Copy out each line containing "this" from the entries below.
------------------------------------------------------------------------
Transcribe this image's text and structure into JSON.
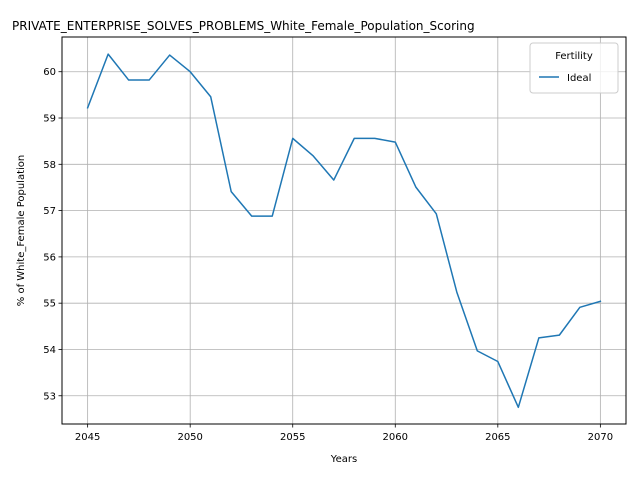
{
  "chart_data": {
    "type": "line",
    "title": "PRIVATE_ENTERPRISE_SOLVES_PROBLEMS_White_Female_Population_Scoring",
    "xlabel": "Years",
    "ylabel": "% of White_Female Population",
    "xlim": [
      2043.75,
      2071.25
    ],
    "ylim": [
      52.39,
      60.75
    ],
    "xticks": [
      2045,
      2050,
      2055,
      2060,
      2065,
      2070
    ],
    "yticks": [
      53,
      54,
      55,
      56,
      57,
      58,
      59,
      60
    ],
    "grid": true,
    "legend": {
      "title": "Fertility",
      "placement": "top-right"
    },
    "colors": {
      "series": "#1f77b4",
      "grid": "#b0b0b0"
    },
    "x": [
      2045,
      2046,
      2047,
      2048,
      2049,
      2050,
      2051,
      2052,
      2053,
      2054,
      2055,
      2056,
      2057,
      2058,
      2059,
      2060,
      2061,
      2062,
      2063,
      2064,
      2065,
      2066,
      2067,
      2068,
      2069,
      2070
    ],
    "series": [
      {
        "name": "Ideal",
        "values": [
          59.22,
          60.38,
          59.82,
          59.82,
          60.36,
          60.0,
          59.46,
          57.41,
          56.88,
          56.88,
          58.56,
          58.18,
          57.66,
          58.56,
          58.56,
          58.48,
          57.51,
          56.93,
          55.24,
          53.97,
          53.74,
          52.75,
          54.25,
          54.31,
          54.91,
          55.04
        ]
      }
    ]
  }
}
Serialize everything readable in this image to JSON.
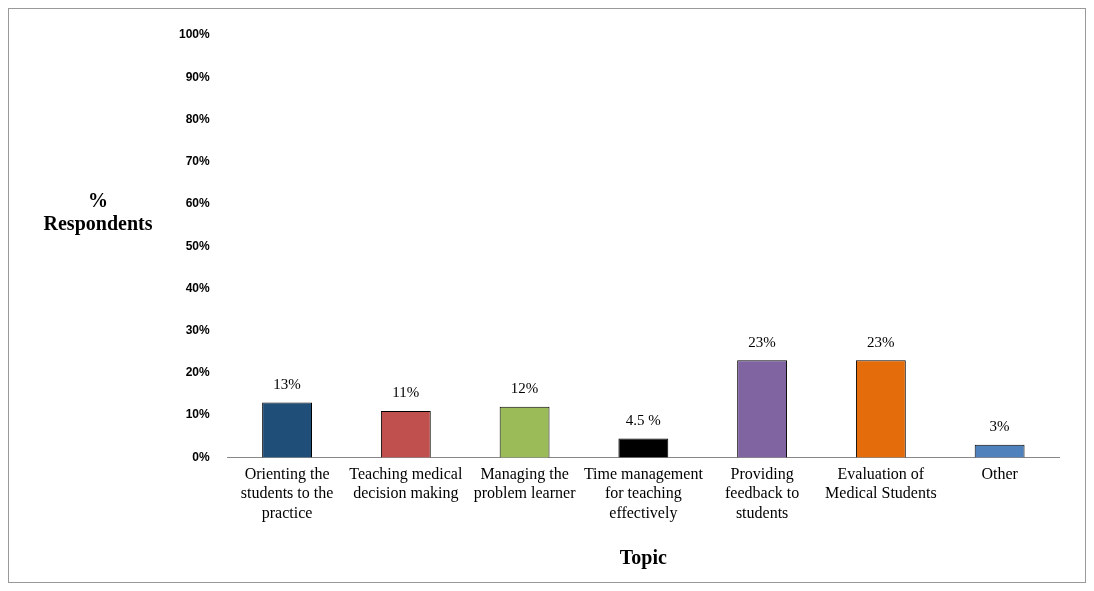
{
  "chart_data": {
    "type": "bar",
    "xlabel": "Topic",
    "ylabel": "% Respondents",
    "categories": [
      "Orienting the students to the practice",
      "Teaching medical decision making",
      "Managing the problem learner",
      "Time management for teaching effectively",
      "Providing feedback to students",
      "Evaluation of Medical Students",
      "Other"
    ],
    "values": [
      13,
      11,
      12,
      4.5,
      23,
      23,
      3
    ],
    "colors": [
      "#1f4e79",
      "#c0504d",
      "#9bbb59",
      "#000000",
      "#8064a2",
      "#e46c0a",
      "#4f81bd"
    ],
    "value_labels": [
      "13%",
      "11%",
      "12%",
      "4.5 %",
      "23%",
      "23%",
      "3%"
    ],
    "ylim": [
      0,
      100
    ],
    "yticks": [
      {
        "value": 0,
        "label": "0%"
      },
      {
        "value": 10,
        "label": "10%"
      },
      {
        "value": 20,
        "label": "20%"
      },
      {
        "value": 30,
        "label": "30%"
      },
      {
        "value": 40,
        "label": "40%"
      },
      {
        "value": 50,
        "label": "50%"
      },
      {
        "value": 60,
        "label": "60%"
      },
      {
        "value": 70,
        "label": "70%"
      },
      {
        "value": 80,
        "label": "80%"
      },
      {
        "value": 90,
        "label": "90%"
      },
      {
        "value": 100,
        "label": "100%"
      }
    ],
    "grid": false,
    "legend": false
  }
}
------------------------------------------------------------------------
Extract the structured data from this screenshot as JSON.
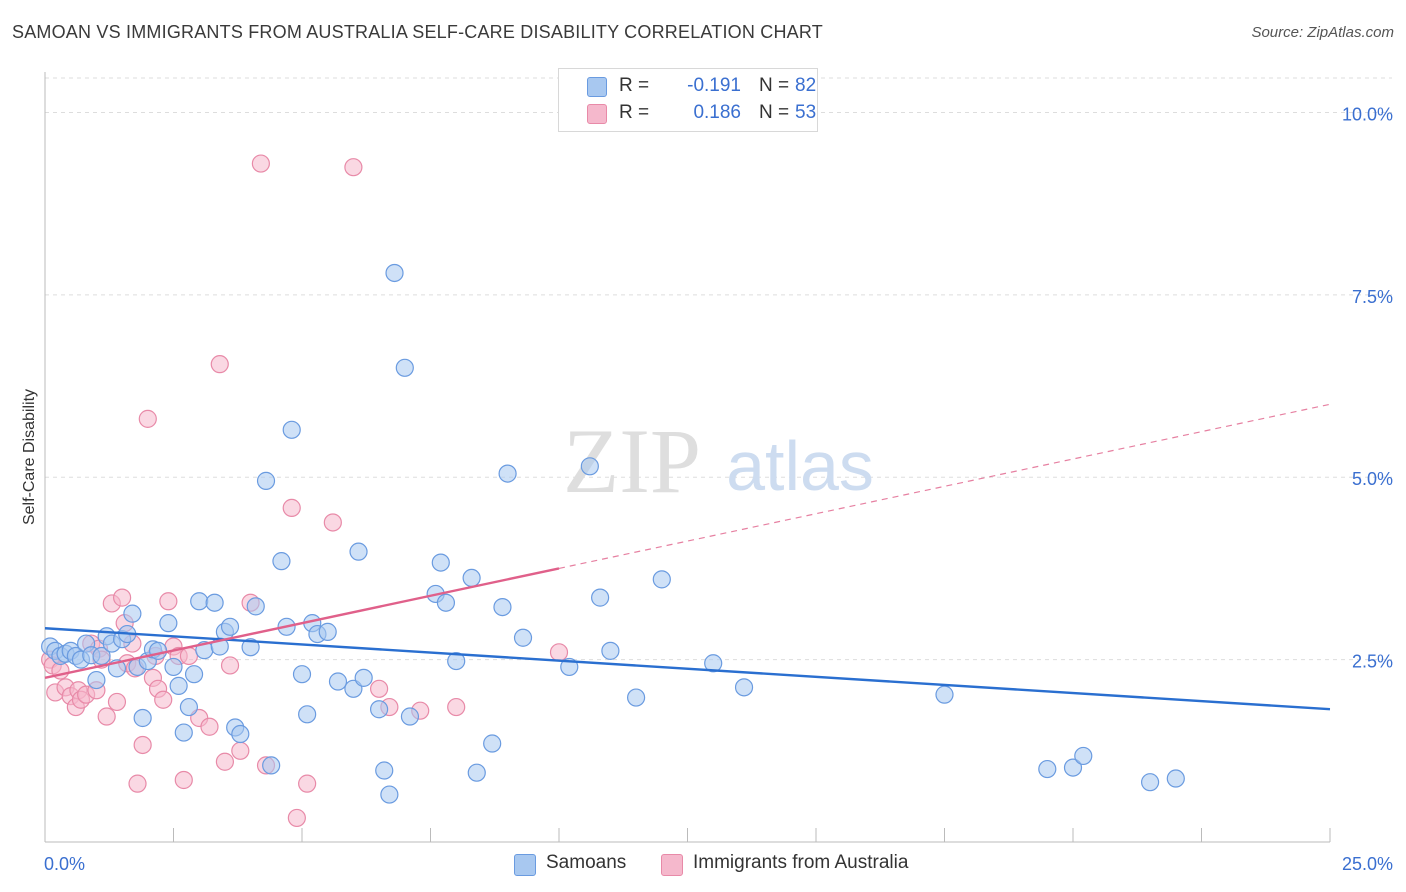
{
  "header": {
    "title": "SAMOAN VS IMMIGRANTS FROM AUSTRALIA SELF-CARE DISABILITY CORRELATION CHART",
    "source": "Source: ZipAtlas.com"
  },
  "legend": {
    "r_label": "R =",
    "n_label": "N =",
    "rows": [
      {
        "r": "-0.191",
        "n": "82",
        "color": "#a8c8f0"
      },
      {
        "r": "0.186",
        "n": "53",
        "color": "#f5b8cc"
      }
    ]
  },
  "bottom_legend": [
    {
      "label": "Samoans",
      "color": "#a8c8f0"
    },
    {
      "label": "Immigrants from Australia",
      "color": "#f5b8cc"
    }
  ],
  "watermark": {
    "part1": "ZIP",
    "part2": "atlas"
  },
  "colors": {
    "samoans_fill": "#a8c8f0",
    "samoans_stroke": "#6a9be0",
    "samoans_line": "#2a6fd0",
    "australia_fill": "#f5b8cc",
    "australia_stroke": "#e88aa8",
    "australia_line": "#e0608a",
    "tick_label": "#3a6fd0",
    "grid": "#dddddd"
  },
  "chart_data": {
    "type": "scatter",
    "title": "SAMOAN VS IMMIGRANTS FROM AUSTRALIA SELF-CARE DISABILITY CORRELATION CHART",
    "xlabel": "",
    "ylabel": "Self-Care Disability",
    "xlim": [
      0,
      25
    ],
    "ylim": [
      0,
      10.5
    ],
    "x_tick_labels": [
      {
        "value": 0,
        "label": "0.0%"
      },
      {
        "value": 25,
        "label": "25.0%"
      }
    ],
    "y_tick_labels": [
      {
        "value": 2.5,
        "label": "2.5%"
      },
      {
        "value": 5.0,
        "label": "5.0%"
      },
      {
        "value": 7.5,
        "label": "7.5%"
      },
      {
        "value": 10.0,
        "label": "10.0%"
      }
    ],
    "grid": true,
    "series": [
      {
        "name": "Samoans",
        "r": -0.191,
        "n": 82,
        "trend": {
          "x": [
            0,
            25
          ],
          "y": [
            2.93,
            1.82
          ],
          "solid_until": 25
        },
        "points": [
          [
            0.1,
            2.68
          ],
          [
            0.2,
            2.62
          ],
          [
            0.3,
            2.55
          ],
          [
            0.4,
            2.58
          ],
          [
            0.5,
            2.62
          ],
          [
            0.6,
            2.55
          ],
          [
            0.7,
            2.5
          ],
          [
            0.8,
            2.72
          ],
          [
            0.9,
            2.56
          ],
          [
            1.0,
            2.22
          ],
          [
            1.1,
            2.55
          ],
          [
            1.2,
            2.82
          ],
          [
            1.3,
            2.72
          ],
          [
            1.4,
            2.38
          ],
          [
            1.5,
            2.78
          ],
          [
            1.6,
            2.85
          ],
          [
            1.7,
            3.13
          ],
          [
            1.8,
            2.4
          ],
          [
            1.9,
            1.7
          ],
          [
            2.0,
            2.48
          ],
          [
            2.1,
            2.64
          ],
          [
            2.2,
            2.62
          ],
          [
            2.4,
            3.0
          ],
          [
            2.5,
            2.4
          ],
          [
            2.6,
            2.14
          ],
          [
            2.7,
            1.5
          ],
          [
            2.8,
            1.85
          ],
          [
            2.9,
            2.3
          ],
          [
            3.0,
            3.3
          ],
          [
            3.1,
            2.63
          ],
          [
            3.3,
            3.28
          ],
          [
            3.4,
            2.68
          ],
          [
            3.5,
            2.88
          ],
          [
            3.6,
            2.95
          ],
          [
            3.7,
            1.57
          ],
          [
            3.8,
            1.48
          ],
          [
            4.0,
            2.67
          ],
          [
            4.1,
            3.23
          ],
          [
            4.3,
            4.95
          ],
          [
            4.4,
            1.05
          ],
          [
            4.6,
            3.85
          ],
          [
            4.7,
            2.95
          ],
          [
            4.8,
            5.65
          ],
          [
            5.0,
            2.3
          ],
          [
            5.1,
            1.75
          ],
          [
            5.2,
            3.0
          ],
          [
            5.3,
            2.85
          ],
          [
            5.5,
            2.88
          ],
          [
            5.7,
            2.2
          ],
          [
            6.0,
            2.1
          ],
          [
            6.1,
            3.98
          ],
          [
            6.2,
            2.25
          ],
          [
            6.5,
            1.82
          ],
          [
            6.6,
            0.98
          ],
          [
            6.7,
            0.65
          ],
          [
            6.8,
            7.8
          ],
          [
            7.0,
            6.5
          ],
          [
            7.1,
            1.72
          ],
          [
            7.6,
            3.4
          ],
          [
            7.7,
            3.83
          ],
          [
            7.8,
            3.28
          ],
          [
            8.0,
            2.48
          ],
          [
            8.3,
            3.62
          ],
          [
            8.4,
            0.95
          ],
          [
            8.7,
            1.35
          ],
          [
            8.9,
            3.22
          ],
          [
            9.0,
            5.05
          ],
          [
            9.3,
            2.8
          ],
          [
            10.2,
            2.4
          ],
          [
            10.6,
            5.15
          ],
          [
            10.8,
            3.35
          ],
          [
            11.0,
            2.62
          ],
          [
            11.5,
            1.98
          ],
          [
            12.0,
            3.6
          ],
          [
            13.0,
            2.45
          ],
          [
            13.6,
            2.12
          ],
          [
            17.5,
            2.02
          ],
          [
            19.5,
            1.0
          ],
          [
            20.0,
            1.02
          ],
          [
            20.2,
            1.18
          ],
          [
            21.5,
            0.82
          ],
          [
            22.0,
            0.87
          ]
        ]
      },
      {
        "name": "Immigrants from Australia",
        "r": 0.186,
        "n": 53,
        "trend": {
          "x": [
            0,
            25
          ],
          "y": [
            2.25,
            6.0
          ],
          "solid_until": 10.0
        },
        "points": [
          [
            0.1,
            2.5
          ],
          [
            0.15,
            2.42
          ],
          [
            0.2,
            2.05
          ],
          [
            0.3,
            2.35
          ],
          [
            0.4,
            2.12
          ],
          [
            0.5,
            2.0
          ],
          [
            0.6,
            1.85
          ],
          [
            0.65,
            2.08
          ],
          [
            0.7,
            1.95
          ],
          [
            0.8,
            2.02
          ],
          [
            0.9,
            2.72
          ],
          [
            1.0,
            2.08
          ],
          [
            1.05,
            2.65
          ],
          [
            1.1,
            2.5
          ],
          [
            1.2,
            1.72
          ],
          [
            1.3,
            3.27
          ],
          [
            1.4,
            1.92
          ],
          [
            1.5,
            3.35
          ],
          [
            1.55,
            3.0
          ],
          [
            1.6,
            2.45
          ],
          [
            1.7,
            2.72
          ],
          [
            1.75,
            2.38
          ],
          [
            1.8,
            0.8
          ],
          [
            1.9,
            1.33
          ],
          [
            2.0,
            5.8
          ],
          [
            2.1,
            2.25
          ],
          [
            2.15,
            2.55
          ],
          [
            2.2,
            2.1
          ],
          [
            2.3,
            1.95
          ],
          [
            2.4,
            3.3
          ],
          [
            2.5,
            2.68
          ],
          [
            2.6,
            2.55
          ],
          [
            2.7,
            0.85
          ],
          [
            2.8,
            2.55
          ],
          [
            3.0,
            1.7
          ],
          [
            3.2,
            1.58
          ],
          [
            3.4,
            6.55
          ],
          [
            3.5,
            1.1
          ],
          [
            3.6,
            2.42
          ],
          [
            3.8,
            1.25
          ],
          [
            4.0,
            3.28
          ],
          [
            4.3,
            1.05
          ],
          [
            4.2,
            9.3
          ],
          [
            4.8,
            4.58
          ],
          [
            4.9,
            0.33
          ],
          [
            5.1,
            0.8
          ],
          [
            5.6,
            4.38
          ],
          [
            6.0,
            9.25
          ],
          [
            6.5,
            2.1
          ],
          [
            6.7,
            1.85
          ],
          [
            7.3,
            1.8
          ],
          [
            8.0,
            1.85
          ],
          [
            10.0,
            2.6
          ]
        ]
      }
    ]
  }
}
------------------------------------------------------------------------
• _Reply to the exercise_:
Transcribe this image's text and structure into JSON.
Serialize everything readable in this image to JSON.
Extract the structured data from this screenshot as JSON.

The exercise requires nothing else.